REQUEST: Quote all entries in full, exactly.

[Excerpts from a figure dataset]
* * * * *

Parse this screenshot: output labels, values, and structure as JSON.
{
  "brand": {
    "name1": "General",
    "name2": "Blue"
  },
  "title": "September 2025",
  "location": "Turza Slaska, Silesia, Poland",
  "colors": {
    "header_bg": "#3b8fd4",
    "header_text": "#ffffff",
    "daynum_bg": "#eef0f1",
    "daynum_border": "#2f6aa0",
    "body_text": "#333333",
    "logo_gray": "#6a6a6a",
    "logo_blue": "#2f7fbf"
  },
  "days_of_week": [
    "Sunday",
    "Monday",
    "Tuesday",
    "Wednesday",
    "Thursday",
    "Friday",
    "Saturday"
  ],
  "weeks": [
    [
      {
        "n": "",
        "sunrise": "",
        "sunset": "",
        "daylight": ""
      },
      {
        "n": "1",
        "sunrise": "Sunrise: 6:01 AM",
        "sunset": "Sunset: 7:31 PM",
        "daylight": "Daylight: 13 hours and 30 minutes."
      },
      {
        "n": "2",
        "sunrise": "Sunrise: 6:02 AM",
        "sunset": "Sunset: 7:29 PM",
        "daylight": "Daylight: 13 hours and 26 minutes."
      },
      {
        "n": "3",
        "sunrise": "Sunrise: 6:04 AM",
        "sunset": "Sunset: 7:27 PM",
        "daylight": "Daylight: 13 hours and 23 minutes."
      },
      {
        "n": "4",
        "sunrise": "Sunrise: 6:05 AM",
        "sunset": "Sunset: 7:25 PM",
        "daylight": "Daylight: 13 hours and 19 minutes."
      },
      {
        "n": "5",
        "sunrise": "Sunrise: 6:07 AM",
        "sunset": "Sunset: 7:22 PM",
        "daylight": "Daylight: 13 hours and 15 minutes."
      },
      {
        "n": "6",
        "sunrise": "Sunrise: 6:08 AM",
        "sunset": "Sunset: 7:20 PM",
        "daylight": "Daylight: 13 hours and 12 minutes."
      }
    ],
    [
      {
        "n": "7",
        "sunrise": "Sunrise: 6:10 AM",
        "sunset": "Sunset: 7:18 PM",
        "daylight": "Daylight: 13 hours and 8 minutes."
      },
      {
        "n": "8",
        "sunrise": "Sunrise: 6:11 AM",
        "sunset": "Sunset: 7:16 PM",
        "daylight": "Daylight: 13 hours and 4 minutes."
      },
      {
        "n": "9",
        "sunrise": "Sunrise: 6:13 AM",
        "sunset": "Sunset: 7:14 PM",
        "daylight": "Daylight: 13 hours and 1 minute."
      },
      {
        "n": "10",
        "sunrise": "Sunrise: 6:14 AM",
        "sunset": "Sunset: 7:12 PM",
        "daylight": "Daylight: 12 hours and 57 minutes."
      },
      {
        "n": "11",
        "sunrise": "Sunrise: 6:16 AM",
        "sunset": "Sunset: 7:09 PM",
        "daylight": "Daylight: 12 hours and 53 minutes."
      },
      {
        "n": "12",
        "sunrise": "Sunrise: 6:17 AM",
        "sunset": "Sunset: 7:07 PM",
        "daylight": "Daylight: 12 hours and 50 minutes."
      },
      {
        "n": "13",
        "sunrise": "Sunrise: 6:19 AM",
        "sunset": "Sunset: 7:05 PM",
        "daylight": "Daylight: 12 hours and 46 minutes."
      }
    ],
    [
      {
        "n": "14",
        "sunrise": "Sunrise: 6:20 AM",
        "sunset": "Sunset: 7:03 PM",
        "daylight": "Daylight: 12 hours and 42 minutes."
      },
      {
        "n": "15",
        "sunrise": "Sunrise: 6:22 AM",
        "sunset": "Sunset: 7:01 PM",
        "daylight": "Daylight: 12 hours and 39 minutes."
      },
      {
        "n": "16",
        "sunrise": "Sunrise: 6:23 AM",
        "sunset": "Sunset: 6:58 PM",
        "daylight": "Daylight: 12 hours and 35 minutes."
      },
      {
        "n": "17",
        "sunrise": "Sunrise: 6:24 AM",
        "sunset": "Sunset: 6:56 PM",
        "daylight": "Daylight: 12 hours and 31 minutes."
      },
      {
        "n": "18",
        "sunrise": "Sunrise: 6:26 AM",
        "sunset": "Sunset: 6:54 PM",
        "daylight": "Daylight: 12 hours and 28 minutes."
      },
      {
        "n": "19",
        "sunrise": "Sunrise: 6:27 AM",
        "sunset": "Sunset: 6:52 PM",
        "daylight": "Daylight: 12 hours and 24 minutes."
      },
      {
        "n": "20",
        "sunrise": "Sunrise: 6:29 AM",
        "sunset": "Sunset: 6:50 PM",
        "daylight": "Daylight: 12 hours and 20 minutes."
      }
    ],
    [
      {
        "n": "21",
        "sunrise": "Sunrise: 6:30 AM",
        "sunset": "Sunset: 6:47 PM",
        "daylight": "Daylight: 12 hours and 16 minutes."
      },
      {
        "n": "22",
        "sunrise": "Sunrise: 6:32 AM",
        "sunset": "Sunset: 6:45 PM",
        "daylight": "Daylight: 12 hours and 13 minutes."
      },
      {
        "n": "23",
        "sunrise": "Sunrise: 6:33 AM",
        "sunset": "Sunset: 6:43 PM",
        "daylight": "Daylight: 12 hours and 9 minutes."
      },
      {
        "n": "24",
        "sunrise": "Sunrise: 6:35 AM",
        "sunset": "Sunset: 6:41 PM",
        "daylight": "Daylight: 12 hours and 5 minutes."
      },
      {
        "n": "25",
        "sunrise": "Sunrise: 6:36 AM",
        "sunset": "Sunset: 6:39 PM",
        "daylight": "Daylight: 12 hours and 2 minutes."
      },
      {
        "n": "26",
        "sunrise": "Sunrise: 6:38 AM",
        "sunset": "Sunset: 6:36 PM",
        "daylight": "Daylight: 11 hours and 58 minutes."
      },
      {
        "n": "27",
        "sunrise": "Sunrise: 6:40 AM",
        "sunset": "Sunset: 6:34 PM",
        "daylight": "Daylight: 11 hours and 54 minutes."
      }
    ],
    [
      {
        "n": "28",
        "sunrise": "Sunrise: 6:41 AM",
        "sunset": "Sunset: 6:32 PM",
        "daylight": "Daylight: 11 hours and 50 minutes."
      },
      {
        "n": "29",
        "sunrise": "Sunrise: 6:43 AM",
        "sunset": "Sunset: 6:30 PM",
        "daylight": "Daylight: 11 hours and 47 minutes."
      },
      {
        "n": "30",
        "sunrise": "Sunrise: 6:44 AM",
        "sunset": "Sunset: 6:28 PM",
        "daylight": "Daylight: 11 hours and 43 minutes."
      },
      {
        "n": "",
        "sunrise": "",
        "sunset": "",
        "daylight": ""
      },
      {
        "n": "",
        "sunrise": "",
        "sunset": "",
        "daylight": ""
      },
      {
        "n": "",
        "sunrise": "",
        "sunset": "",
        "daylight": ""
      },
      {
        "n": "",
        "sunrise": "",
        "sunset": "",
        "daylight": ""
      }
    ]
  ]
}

* * * * *

WRITTEN SOLUTION:
Parse this screenshot: output labels, values, and structure as JSON.
{
  "brand": {
    "name1": "General",
    "name2": "Blue"
  },
  "title": "September 2025",
  "location": "Turza Slaska, Silesia, Poland",
  "colors": {
    "header_bg": "#3b8fd4",
    "header_text": "#ffffff",
    "daynum_bg": "#eef0f1",
    "daynum_border": "#2f6aa0",
    "body_text": "#333333",
    "logo_gray": "#6a6a6a",
    "logo_blue": "#2f7fbf"
  },
  "days_of_week": [
    "Sunday",
    "Monday",
    "Tuesday",
    "Wednesday",
    "Thursday",
    "Friday",
    "Saturday"
  ],
  "weeks": [
    [
      {
        "n": "",
        "sunrise": "",
        "sunset": "",
        "daylight": ""
      },
      {
        "n": "1",
        "sunrise": "Sunrise: 6:01 AM",
        "sunset": "Sunset: 7:31 PM",
        "daylight": "Daylight: 13 hours and 30 minutes."
      },
      {
        "n": "2",
        "sunrise": "Sunrise: 6:02 AM",
        "sunset": "Sunset: 7:29 PM",
        "daylight": "Daylight: 13 hours and 26 minutes."
      },
      {
        "n": "3",
        "sunrise": "Sunrise: 6:04 AM",
        "sunset": "Sunset: 7:27 PM",
        "daylight": "Daylight: 13 hours and 23 minutes."
      },
      {
        "n": "4",
        "sunrise": "Sunrise: 6:05 AM",
        "sunset": "Sunset: 7:25 PM",
        "daylight": "Daylight: 13 hours and 19 minutes."
      },
      {
        "n": "5",
        "sunrise": "Sunrise: 6:07 AM",
        "sunset": "Sunset: 7:22 PM",
        "daylight": "Daylight: 13 hours and 15 minutes."
      },
      {
        "n": "6",
        "sunrise": "Sunrise: 6:08 AM",
        "sunset": "Sunset: 7:20 PM",
        "daylight": "Daylight: 13 hours and 12 minutes."
      }
    ],
    [
      {
        "n": "7",
        "sunrise": "Sunrise: 6:10 AM",
        "sunset": "Sunset: 7:18 PM",
        "daylight": "Daylight: 13 hours and 8 minutes."
      },
      {
        "n": "8",
        "sunrise": "Sunrise: 6:11 AM",
        "sunset": "Sunset: 7:16 PM",
        "daylight": "Daylight: 13 hours and 4 minutes."
      },
      {
        "n": "9",
        "sunrise": "Sunrise: 6:13 AM",
        "sunset": "Sunset: 7:14 PM",
        "daylight": "Daylight: 13 hours and 1 minute."
      },
      {
        "n": "10",
        "sunrise": "Sunrise: 6:14 AM",
        "sunset": "Sunset: 7:12 PM",
        "daylight": "Daylight: 12 hours and 57 minutes."
      },
      {
        "n": "11",
        "sunrise": "Sunrise: 6:16 AM",
        "sunset": "Sunset: 7:09 PM",
        "daylight": "Daylight: 12 hours and 53 minutes."
      },
      {
        "n": "12",
        "sunrise": "Sunrise: 6:17 AM",
        "sunset": "Sunset: 7:07 PM",
        "daylight": "Daylight: 12 hours and 50 minutes."
      },
      {
        "n": "13",
        "sunrise": "Sunrise: 6:19 AM",
        "sunset": "Sunset: 7:05 PM",
        "daylight": "Daylight: 12 hours and 46 minutes."
      }
    ],
    [
      {
        "n": "14",
        "sunrise": "Sunrise: 6:20 AM",
        "sunset": "Sunset: 7:03 PM",
        "daylight": "Daylight: 12 hours and 42 minutes."
      },
      {
        "n": "15",
        "sunrise": "Sunrise: 6:22 AM",
        "sunset": "Sunset: 7:01 PM",
        "daylight": "Daylight: 12 hours and 39 minutes."
      },
      {
        "n": "16",
        "sunrise": "Sunrise: 6:23 AM",
        "sunset": "Sunset: 6:58 PM",
        "daylight": "Daylight: 12 hours and 35 minutes."
      },
      {
        "n": "17",
        "sunrise": "Sunrise: 6:24 AM",
        "sunset": "Sunset: 6:56 PM",
        "daylight": "Daylight: 12 hours and 31 minutes."
      },
      {
        "n": "18",
        "sunrise": "Sunrise: 6:26 AM",
        "sunset": "Sunset: 6:54 PM",
        "daylight": "Daylight: 12 hours and 28 minutes."
      },
      {
        "n": "19",
        "sunrise": "Sunrise: 6:27 AM",
        "sunset": "Sunset: 6:52 PM",
        "daylight": "Daylight: 12 hours and 24 minutes."
      },
      {
        "n": "20",
        "sunrise": "Sunrise: 6:29 AM",
        "sunset": "Sunset: 6:50 PM",
        "daylight": "Daylight: 12 hours and 20 minutes."
      }
    ],
    [
      {
        "n": "21",
        "sunrise": "Sunrise: 6:30 AM",
        "sunset": "Sunset: 6:47 PM",
        "daylight": "Daylight: 12 hours and 16 minutes."
      },
      {
        "n": "22",
        "sunrise": "Sunrise: 6:32 AM",
        "sunset": "Sunset: 6:45 PM",
        "daylight": "Daylight: 12 hours and 13 minutes."
      },
      {
        "n": "23",
        "sunrise": "Sunrise: 6:33 AM",
        "sunset": "Sunset: 6:43 PM",
        "daylight": "Daylight: 12 hours and 9 minutes."
      },
      {
        "n": "24",
        "sunrise": "Sunrise: 6:35 AM",
        "sunset": "Sunset: 6:41 PM",
        "daylight": "Daylight: 12 hours and 5 minutes."
      },
      {
        "n": "25",
        "sunrise": "Sunrise: 6:36 AM",
        "sunset": "Sunset: 6:39 PM",
        "daylight": "Daylight: 12 hours and 2 minutes."
      },
      {
        "n": "26",
        "sunrise": "Sunrise: 6:38 AM",
        "sunset": "Sunset: 6:36 PM",
        "daylight": "Daylight: 11 hours and 58 minutes."
      },
      {
        "n": "27",
        "sunrise": "Sunrise: 6:40 AM",
        "sunset": "Sunset: 6:34 PM",
        "daylight": "Daylight: 11 hours and 54 minutes."
      }
    ],
    [
      {
        "n": "28",
        "sunrise": "Sunrise: 6:41 AM",
        "sunset": "Sunset: 6:32 PM",
        "daylight": "Daylight: 11 hours and 50 minutes."
      },
      {
        "n": "29",
        "sunrise": "Sunrise: 6:43 AM",
        "sunset": "Sunset: 6:30 PM",
        "daylight": "Daylight: 11 hours and 47 minutes."
      },
      {
        "n": "30",
        "sunrise": "Sunrise: 6:44 AM",
        "sunset": "Sunset: 6:28 PM",
        "daylight": "Daylight: 11 hours and 43 minutes."
      },
      {
        "n": "",
        "sunrise": "",
        "sunset": "",
        "daylight": ""
      },
      {
        "n": "",
        "sunrise": "",
        "sunset": "",
        "daylight": ""
      },
      {
        "n": "",
        "sunrise": "",
        "sunset": "",
        "daylight": ""
      },
      {
        "n": "",
        "sunrise": "",
        "sunset": "",
        "daylight": ""
      }
    ]
  ]
}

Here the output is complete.